■ **What to do**:
Take each line containing the word "strojenia" and copy it.

## Begin

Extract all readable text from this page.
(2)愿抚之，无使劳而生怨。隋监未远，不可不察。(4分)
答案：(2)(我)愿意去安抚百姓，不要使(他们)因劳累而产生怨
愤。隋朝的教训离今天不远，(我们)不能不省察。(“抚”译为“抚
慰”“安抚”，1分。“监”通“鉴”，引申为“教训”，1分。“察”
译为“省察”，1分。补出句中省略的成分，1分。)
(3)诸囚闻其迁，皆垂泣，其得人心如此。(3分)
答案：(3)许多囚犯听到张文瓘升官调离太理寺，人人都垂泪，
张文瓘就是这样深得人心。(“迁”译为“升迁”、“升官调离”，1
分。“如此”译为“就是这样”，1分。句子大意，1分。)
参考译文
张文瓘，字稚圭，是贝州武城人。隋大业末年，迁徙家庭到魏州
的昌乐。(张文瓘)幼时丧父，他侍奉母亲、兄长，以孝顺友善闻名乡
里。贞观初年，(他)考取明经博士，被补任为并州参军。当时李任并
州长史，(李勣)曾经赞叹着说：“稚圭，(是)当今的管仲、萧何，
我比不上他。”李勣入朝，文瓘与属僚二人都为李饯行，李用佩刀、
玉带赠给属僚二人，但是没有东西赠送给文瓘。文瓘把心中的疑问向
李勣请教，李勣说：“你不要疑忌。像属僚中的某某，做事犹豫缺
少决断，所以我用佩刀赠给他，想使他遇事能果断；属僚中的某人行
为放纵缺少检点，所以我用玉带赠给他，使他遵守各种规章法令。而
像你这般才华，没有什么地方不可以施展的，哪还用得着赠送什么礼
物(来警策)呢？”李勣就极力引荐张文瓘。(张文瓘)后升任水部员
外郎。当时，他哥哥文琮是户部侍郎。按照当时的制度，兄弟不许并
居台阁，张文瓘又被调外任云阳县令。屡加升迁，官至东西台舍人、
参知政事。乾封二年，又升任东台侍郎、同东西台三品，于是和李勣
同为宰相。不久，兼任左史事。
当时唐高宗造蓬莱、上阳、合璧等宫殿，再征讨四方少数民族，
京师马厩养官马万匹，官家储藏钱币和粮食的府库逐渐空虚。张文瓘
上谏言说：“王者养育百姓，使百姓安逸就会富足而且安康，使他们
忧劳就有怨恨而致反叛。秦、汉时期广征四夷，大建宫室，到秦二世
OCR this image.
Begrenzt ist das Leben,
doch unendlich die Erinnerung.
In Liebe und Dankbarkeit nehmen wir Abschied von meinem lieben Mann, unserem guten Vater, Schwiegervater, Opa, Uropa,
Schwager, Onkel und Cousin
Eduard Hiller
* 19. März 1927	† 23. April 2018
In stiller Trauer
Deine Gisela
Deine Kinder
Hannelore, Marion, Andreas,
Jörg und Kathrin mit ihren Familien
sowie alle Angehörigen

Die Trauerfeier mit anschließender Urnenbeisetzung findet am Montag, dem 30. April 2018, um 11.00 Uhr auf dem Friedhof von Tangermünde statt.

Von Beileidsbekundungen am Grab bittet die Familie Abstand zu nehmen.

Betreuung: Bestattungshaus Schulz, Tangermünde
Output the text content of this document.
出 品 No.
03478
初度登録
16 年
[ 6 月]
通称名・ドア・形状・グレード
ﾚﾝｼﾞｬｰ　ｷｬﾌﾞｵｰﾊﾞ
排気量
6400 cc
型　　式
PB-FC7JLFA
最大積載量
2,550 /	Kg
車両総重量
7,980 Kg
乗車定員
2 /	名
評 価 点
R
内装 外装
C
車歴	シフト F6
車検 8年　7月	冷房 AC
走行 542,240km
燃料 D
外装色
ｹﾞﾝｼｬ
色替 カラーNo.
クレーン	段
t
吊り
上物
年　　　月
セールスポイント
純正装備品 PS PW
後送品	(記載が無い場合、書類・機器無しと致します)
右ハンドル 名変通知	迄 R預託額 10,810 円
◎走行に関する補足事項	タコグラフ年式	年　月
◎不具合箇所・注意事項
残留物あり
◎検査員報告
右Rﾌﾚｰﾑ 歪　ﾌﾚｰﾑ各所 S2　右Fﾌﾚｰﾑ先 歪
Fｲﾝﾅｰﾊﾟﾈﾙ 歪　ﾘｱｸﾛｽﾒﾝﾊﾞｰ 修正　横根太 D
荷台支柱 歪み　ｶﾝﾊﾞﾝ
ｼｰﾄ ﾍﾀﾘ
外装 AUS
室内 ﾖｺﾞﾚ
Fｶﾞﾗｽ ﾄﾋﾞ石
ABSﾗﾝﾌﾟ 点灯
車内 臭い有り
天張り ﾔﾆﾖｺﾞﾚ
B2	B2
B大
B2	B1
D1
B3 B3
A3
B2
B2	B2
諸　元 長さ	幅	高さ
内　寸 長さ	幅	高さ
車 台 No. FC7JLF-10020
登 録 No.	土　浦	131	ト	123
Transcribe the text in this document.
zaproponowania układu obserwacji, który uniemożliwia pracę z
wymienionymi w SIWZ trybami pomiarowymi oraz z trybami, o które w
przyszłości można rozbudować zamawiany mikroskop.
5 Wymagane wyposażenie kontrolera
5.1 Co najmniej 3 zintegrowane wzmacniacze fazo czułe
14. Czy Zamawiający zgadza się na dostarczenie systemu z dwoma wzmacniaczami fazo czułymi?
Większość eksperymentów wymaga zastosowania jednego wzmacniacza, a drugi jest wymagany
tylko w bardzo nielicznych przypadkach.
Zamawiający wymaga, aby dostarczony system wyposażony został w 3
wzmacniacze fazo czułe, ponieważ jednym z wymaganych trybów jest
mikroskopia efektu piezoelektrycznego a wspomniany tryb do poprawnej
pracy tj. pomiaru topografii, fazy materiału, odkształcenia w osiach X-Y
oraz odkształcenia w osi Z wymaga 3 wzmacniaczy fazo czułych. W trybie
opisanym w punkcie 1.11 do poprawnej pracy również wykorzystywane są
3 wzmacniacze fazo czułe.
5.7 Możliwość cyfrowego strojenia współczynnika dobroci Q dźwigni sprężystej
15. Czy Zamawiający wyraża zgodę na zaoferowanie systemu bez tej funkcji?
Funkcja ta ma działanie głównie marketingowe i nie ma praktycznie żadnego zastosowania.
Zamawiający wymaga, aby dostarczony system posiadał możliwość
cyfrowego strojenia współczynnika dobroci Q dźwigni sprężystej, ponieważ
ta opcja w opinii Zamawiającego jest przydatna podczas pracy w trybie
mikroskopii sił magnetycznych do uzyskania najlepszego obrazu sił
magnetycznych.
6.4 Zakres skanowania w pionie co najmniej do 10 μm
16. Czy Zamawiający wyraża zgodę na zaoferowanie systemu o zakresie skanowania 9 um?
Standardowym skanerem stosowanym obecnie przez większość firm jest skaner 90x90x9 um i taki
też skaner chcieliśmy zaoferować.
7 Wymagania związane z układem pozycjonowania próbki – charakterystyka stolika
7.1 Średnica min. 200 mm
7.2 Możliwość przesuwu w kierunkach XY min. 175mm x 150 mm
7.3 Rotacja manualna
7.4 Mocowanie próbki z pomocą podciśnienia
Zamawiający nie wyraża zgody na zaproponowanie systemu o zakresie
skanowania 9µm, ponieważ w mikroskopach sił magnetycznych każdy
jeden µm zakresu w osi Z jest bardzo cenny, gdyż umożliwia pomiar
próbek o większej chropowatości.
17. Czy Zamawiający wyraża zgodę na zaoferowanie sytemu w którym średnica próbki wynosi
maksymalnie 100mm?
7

## End

■ **Output**:
5.7 Możliwość cyfrowego strojenia współczynnika dobroci Q dźwigni sprężystej
cyfrowego strojenia współczynnika dobroci Q dźwigni sprężystej, ponieważ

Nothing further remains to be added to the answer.